Transcribe the whole listing below without changing a word, but leave out every image.

Data for this task:
..............................

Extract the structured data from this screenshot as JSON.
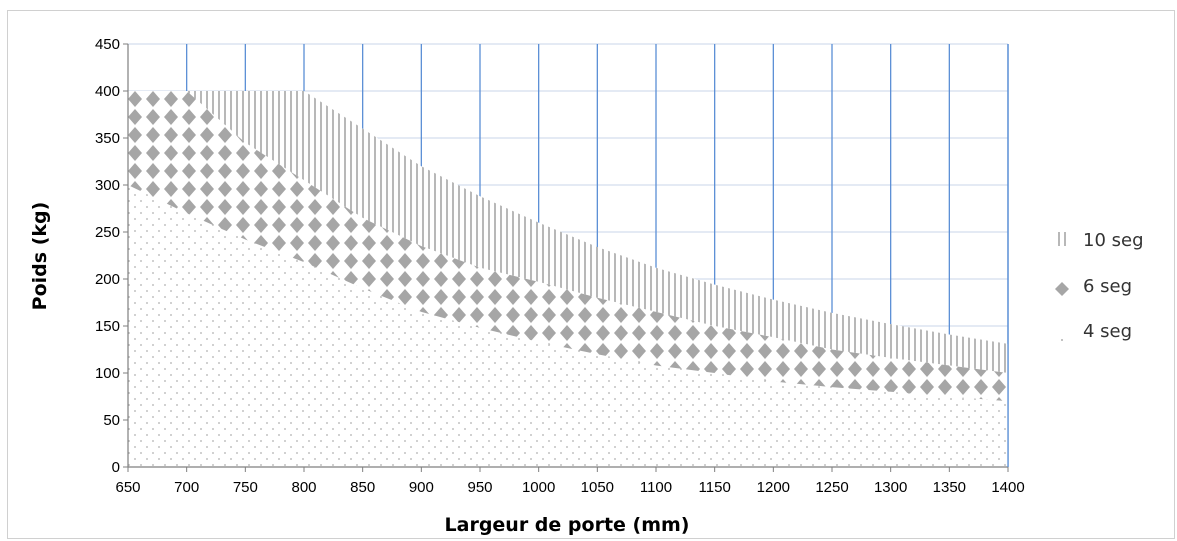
{
  "chart_data": {
    "type": "area",
    "xlabel": "Largeur de porte (mm)",
    "ylabel": "Poids (kg)",
    "xlim": [
      650,
      1400
    ],
    "ylim": [
      0,
      450
    ],
    "x_ticks": [
      "650",
      "700",
      "750",
      "800",
      "850",
      "900",
      "950",
      "1000",
      "1050",
      "1100",
      "1150",
      "1200",
      "1250",
      "1300",
      "1350",
      "1400"
    ],
    "y_ticks": [
      "0",
      "50",
      "100",
      "150",
      "200",
      "250",
      "300",
      "350",
      "400",
      "450"
    ],
    "grid": true,
    "legend_position": "right",
    "colors": {
      "grid": "#5b8fd6",
      "hgrid": "#c8d6ea",
      "fill": "#a6a6a6",
      "axis": "#7f7f7f"
    },
    "x": [
      650,
      700,
      750,
      800,
      850,
      900,
      950,
      1000,
      1050,
      1100,
      1150,
      1200,
      1250,
      1300,
      1350,
      1400
    ],
    "series": [
      {
        "name": "10 seg",
        "pattern": "vertical-lines",
        "values": [
          400,
          400,
          400,
          400,
          360,
          320,
          288,
          260,
          234,
          212,
          194,
          178,
          164,
          152,
          141,
          131
        ]
      },
      {
        "name": "6 seg",
        "pattern": "diamonds",
        "values": [
          400,
          400,
          345,
          305,
          265,
          235,
          212,
          197,
          180,
          165,
          150,
          138,
          125,
          116,
          108,
          100
        ]
      },
      {
        "name": "4 seg",
        "pattern": "dots",
        "values": [
          300,
          270,
          242,
          218,
          190,
          165,
          148,
          133,
          120,
          108,
          100,
          91,
          85,
          80,
          75,
          70
        ]
      }
    ]
  }
}
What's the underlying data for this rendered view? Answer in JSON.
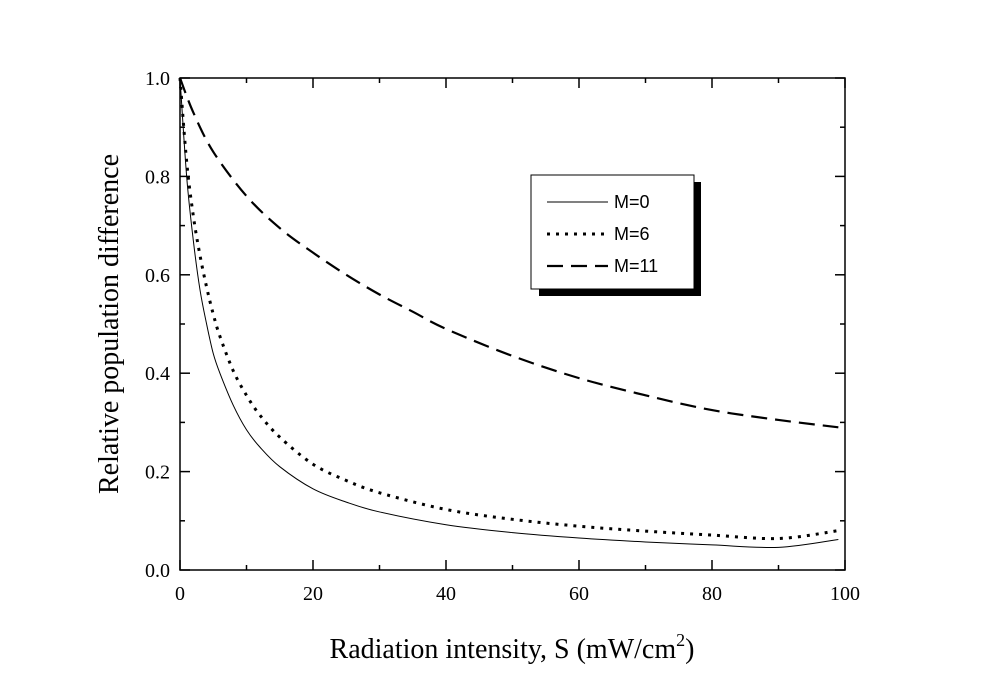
{
  "chart_data": {
    "type": "line",
    "title": "",
    "xlabel": "Radiation intensity, S (mW/cm",
    "xlabel_sup": "2",
    "xlabel_close": ")",
    "ylabel": "Relative population difference",
    "xlim": [
      0,
      100
    ],
    "ylim": [
      0.0,
      1.0
    ],
    "xticks": [
      0,
      20,
      40,
      60,
      80,
      100
    ],
    "xtick_labels": [
      "0",
      "20",
      "40",
      "60",
      "80",
      "100"
    ],
    "yticks": [
      0.0,
      0.2,
      0.4,
      0.6,
      0.8,
      1.0
    ],
    "ytick_labels": [
      "0.0",
      "0.2",
      "0.4",
      "0.6",
      "0.8",
      "1.0"
    ],
    "grid": false,
    "legend_position": "top-right",
    "series": [
      {
        "name": "M=0",
        "style": "solid",
        "x": [
          0,
          1,
          2,
          3,
          4,
          5,
          6,
          8,
          10,
          12,
          15,
          20,
          25,
          30,
          40,
          50,
          60,
          70,
          80,
          90,
          99
        ],
        "y": [
          1.0,
          0.8,
          0.67,
          0.57,
          0.5,
          0.44,
          0.4,
          0.335,
          0.285,
          0.25,
          0.21,
          0.165,
          0.138,
          0.118,
          0.092,
          0.076,
          0.065,
          0.057,
          0.051,
          0.046,
          0.062
        ]
      },
      {
        "name": "M=6",
        "style": "dotted",
        "x": [
          0,
          1,
          2,
          3,
          4,
          5,
          6,
          8,
          10,
          12,
          15,
          20,
          25,
          30,
          40,
          50,
          60,
          70,
          80,
          90,
          99
        ],
        "y": [
          1.0,
          0.83,
          0.72,
          0.64,
          0.575,
          0.52,
          0.475,
          0.405,
          0.355,
          0.315,
          0.27,
          0.215,
          0.182,
          0.157,
          0.123,
          0.103,
          0.089,
          0.079,
          0.071,
          0.064,
          0.08
        ]
      },
      {
        "name": "M=11",
        "style": "dashed",
        "x": [
          0,
          2,
          5,
          10,
          15,
          20,
          25,
          30,
          35,
          40,
          50,
          60,
          70,
          80,
          90,
          99
        ],
        "y": [
          1.0,
          0.93,
          0.85,
          0.76,
          0.695,
          0.645,
          0.6,
          0.56,
          0.525,
          0.49,
          0.435,
          0.39,
          0.355,
          0.325,
          0.305,
          0.29
        ]
      }
    ]
  },
  "colors": {
    "line": "#000000",
    "background": "#ffffff",
    "legend_shadow": "#000000"
  }
}
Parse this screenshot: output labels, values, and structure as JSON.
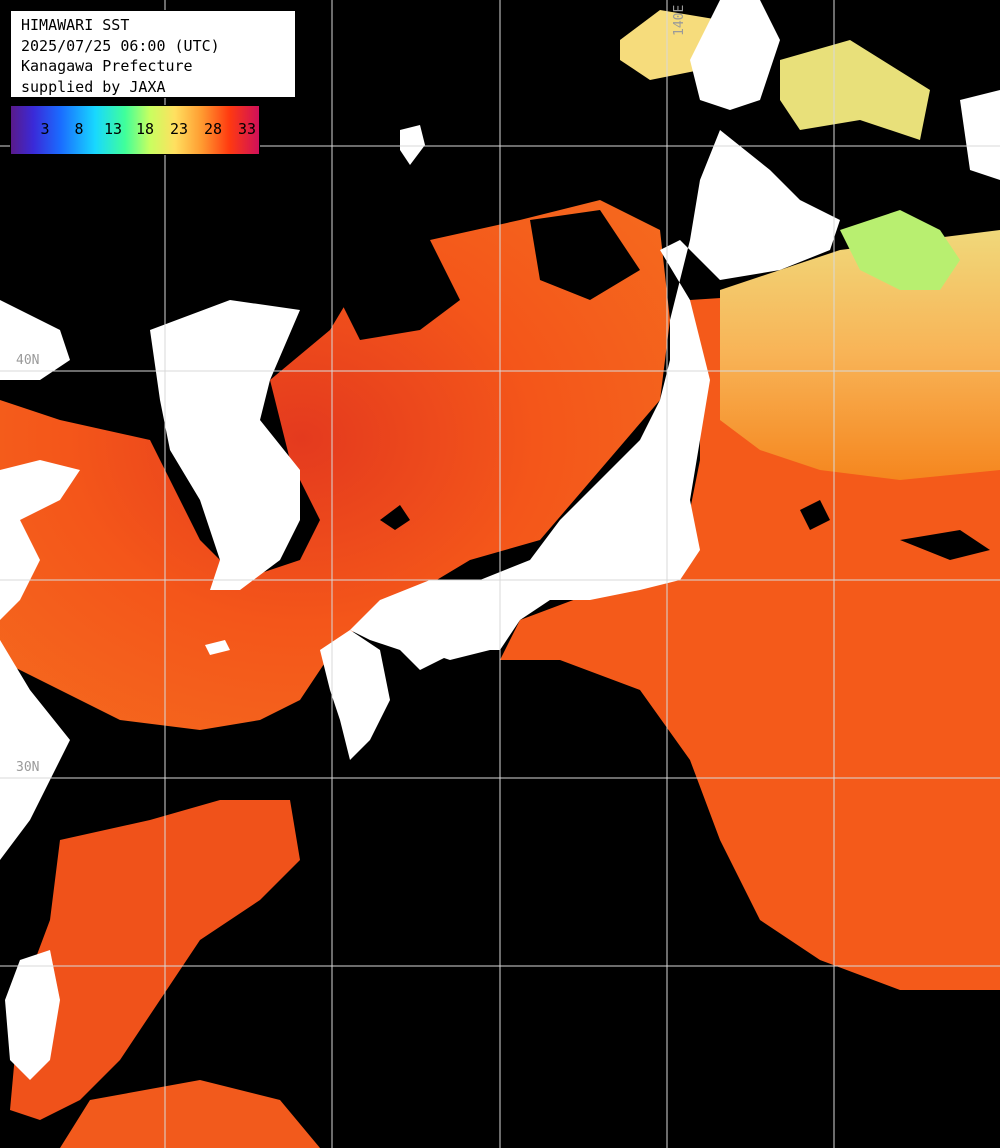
{
  "info": {
    "line1": "HIMAWARI SST",
    "line2": "2025/07/25 06:00 (UTC)",
    "line3": "Kanagawa Prefecture",
    "line4": "supplied by JAXA"
  },
  "legend": {
    "ticks": [
      "3",
      "8",
      "13",
      "18",
      "23",
      "28",
      "33"
    ]
  },
  "grid": {
    "lat_labels": [
      "40N",
      "30N"
    ],
    "lon_label": "140E"
  },
  "colors": {
    "ocean_warm": "#f25a1a",
    "ocean_hot": "#d8202a",
    "ocean_cool": "#f7b060",
    "land": "#ffffff",
    "cloud": "#000000",
    "grid": "#d9d9d9"
  }
}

..............................

Exercise output:
Extract the structured data from this screenshot as JSON.
{
  "chart_data": {
    "type": "area",
    "xlabel": "Largeur de porte (mm)",
    "ylabel": "Poids (kg)",
    "xlim": [
      650,
      1400
    ],
    "ylim": [
      0,
      450
    ],
    "x_ticks": [
      "650",
      "700",
      "750",
      "800",
      "850",
      "900",
      "950",
      "1000",
      "1050",
      "1100",
      "1150",
      "1200",
      "1250",
      "1300",
      "1350",
      "1400"
    ],
    "y_ticks": [
      "0",
      "50",
      "100",
      "150",
      "200",
      "250",
      "300",
      "350",
      "400",
      "450"
    ],
    "grid": true,
    "legend_position": "right",
    "colors": {
      "grid": "#5b8fd6",
      "hgrid": "#c8d6ea",
      "fill": "#a6a6a6",
      "axis": "#7f7f7f"
    },
    "x": [
      650,
      700,
      750,
      800,
      850,
      900,
      950,
      1000,
      1050,
      1100,
      1150,
      1200,
      1250,
      1300,
      1350,
      1400
    ],
    "series": [
      {
        "name": "10 seg",
        "pattern": "vertical-lines",
        "values": [
          400,
          400,
          400,
          400,
          360,
          320,
          288,
          260,
          234,
          212,
          194,
          178,
          164,
          152,
          141,
          131
        ]
      },
      {
        "name": "6 seg",
        "pattern": "diamonds",
        "values": [
          400,
          400,
          345,
          305,
          265,
          235,
          212,
          197,
          180,
          165,
          150,
          138,
          125,
          116,
          108,
          100
        ]
      },
      {
        "name": "4 seg",
        "pattern": "dots",
        "values": [
          300,
          270,
          242,
          218,
          190,
          165,
          148,
          133,
          120,
          108,
          100,
          91,
          85,
          80,
          75,
          70
        ]
      }
    ]
  }
}
What's the underlying data for this rendered view? Answer in JSON.
{
  "chart_data": {
    "type": "line",
    "title": "",
    "xlabel": "Radiation intensity, S (mW/cm",
    "xlabel_sup": "2",
    "xlabel_close": ")",
    "ylabel": "Relative population difference",
    "xlim": [
      0,
      100
    ],
    "ylim": [
      0.0,
      1.0
    ],
    "xticks": [
      0,
      20,
      40,
      60,
      80,
      100
    ],
    "xtick_labels": [
      "0",
      "20",
      "40",
      "60",
      "80",
      "100"
    ],
    "yticks": [
      0.0,
      0.2,
      0.4,
      0.6,
      0.8,
      1.0
    ],
    "ytick_labels": [
      "0.0",
      "0.2",
      "0.4",
      "0.6",
      "0.8",
      "1.0"
    ],
    "grid": false,
    "legend_position": "top-right",
    "series": [
      {
        "name": "M=0",
        "style": "solid",
        "x": [
          0,
          1,
          2,
          3,
          4,
          5,
          6,
          8,
          10,
          12,
          15,
          20,
          25,
          30,
          40,
          50,
          60,
          70,
          80,
          90,
          99
        ],
        "y": [
          1.0,
          0.8,
          0.67,
          0.57,
          0.5,
          0.44,
          0.4,
          0.335,
          0.285,
          0.25,
          0.21,
          0.165,
          0.138,
          0.118,
          0.092,
          0.076,
          0.065,
          0.057,
          0.051,
          0.046,
          0.062
        ]
      },
      {
        "name": "M=6",
        "style": "dotted",
        "x": [
          0,
          1,
          2,
          3,
          4,
          5,
          6,
          8,
          10,
          12,
          15,
          20,
          25,
          30,
          40,
          50,
          60,
          70,
          80,
          90,
          99
        ],
        "y": [
          1.0,
          0.83,
          0.72,
          0.64,
          0.575,
          0.52,
          0.475,
          0.405,
          0.355,
          0.315,
          0.27,
          0.215,
          0.182,
          0.157,
          0.123,
          0.103,
          0.089,
          0.079,
          0.071,
          0.064,
          0.08
        ]
      },
      {
        "name": "M=11",
        "style": "dashed",
        "x": [
          0,
          2,
          5,
          10,
          15,
          20,
          25,
          30,
          35,
          40,
          50,
          60,
          70,
          80,
          90,
          99
        ],
        "y": [
          1.0,
          0.93,
          0.85,
          0.76,
          0.695,
          0.645,
          0.6,
          0.56,
          0.525,
          0.49,
          0.435,
          0.39,
          0.355,
          0.325,
          0.305,
          0.29
        ]
      }
    ]
  },
  "colors": {
    "line": "#000000",
    "background": "#ffffff",
    "legend_shadow": "#000000"
  }
}
Parse this screenshot: output labels, values, and structure as JSON.
{
  "info": {
    "line1": "HIMAWARI SST",
    "line2": "2025/07/25 06:00 (UTC)",
    "line3": "Kanagawa Prefecture",
    "line4": "supplied by JAXA"
  },
  "legend": {
    "ticks": [
      "3",
      "8",
      "13",
      "18",
      "23",
      "28",
      "33"
    ]
  },
  "grid": {
    "lat_labels": [
      "40N",
      "30N"
    ],
    "lon_label": "140E"
  },
  "colors": {
    "ocean_warm": "#f25a1a",
    "ocean_hot": "#d8202a",
    "ocean_cool": "#f7b060",
    "land": "#ffffff",
    "cloud": "#000000",
    "grid": "#d9d9d9"
  }
}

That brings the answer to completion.